_The problem_.
Go through the listing and return every line with "this" in it.

(Stored data)
++++++++++

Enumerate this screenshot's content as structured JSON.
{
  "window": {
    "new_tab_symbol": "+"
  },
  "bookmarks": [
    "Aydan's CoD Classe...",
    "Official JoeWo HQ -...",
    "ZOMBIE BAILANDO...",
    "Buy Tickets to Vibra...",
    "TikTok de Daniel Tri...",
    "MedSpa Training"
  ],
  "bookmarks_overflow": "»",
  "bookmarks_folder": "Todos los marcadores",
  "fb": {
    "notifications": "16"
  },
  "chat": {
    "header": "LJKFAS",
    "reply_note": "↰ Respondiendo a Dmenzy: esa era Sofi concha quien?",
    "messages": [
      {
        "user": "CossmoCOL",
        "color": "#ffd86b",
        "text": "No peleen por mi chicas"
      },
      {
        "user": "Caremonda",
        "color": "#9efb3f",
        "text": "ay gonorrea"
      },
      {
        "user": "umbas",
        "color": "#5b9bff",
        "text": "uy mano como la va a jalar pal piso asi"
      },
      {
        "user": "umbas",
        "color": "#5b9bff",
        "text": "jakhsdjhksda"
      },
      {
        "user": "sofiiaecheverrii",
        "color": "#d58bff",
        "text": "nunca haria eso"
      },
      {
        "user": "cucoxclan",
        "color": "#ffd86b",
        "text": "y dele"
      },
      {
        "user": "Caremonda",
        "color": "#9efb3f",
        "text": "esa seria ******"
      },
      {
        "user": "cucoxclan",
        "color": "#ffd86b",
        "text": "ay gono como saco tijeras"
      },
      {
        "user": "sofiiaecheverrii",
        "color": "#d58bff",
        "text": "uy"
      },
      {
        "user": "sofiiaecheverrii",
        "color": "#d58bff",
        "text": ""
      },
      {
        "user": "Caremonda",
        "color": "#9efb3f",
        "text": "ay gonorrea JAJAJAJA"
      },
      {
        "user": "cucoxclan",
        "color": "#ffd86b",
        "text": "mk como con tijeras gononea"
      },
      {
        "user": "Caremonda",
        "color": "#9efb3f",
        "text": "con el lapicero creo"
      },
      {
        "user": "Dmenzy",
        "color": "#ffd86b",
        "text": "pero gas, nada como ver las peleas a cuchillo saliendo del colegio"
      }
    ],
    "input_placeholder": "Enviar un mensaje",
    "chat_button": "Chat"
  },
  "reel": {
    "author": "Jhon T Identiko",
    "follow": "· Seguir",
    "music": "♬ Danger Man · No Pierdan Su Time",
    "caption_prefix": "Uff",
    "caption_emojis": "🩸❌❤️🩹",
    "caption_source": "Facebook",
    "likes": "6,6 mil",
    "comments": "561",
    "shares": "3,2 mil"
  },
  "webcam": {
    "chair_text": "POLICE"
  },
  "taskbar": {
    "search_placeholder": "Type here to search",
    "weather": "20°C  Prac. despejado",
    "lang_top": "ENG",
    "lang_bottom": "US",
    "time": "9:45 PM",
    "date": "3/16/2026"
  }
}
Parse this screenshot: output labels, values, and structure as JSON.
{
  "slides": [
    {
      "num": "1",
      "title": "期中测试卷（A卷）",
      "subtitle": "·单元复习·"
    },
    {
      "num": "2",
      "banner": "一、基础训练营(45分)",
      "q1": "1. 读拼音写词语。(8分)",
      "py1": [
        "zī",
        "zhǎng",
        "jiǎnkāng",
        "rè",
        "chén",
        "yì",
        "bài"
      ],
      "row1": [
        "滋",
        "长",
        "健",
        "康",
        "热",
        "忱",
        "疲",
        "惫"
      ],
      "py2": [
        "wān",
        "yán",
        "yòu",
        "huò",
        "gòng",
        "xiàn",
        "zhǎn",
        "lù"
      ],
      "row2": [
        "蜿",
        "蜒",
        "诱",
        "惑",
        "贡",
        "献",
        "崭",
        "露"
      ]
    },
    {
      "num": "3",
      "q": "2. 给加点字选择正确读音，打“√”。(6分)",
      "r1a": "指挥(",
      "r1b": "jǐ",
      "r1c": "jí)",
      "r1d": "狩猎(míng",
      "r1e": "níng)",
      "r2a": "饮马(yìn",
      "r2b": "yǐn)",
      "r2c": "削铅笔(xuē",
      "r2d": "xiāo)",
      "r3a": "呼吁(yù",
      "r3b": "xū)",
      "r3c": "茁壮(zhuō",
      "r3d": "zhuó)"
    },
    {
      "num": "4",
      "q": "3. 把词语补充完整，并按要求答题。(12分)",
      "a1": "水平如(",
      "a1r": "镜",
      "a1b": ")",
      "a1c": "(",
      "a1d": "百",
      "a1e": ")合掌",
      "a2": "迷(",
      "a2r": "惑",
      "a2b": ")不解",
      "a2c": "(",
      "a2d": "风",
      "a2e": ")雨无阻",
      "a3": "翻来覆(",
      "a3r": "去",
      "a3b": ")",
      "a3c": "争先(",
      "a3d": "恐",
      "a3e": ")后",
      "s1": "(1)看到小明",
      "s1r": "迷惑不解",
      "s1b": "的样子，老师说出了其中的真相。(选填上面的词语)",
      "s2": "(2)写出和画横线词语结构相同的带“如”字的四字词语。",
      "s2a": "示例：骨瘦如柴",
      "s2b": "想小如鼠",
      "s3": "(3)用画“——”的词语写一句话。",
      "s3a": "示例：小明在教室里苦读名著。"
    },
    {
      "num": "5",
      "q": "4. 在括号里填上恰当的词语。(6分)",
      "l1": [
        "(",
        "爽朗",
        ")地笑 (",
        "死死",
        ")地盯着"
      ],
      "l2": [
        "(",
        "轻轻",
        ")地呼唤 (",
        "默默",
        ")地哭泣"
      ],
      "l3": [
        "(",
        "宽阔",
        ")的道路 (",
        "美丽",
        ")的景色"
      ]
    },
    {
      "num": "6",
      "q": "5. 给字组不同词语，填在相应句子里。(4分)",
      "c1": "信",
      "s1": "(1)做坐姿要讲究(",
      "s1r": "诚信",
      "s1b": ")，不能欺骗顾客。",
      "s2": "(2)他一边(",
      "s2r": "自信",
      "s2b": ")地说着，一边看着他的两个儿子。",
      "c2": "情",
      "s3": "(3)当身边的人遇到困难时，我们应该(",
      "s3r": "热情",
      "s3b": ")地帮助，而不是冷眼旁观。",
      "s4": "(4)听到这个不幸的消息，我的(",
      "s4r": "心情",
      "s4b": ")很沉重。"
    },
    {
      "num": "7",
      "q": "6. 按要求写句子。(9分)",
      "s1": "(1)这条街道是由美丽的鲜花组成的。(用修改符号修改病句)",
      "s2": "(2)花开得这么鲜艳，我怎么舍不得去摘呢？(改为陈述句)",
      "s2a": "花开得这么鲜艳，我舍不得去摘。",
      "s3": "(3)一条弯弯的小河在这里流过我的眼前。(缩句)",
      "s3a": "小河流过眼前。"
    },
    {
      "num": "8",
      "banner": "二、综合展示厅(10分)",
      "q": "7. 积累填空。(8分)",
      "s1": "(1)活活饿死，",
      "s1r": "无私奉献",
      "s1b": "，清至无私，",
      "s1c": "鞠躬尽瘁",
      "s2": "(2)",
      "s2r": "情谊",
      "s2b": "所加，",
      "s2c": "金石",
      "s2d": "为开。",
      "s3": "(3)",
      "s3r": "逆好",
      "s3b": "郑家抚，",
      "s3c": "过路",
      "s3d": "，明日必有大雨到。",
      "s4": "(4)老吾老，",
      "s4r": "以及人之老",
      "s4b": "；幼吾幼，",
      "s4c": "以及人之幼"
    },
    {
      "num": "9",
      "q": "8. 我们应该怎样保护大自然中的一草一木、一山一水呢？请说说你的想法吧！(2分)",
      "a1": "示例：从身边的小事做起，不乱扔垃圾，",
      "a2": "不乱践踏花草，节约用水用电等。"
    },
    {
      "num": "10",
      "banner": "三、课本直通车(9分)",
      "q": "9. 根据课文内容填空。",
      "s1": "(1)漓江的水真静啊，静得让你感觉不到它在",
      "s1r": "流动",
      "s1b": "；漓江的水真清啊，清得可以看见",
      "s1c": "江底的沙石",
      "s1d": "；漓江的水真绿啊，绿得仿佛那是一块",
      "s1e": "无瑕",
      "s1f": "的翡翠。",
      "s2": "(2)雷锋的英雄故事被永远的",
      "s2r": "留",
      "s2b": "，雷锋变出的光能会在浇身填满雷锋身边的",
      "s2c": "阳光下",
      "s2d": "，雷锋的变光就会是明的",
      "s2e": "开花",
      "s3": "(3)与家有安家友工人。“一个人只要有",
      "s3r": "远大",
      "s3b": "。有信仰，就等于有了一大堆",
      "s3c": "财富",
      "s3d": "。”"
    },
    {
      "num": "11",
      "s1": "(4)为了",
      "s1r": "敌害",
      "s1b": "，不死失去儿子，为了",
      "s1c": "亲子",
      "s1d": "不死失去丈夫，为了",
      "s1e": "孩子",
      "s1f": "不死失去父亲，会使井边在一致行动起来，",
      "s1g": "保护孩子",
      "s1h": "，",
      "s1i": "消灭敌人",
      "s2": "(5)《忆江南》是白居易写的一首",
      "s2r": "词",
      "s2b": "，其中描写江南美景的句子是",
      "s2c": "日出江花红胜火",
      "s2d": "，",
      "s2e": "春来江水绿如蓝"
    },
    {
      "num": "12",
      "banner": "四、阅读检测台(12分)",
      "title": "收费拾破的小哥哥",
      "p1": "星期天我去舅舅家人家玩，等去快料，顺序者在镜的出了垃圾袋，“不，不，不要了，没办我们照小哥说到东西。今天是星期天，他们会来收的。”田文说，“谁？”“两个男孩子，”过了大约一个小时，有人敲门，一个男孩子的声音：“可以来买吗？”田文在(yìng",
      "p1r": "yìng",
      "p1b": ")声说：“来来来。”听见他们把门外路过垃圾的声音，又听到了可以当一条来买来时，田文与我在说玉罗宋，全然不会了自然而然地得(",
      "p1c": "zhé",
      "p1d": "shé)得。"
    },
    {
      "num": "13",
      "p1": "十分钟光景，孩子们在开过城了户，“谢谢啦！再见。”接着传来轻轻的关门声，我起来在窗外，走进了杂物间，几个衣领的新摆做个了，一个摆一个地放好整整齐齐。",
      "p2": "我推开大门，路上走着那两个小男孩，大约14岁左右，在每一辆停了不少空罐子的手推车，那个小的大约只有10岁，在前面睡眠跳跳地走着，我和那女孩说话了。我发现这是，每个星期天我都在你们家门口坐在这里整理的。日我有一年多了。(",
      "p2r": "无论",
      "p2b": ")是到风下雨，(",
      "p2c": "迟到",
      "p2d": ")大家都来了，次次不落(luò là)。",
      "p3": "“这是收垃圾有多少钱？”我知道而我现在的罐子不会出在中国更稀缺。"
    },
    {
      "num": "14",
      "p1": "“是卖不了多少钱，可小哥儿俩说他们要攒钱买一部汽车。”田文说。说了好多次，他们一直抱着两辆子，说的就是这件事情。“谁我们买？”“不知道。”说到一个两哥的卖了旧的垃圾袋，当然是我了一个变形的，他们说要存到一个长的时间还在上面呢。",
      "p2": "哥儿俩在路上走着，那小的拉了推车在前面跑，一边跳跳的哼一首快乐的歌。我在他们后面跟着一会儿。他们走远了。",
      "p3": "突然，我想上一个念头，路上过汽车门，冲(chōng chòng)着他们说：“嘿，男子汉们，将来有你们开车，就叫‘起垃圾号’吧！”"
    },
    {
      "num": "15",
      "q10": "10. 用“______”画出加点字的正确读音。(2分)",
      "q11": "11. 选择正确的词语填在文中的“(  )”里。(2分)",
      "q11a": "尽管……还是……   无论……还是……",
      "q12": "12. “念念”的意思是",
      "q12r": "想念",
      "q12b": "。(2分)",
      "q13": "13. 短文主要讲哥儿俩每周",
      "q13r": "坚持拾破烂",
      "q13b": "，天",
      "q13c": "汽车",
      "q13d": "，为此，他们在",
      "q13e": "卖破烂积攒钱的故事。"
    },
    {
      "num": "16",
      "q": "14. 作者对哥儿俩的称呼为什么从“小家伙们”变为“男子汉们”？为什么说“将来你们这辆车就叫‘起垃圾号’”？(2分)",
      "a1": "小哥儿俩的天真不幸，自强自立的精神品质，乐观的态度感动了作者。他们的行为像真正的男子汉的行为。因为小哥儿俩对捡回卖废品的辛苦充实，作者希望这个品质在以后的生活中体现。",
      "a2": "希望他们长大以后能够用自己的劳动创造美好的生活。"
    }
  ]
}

++++++++++

_Final answer_.
Enumerate this screenshot's content as structured JSON.
Parse this screenshot: output labels, values, and structure as JSON.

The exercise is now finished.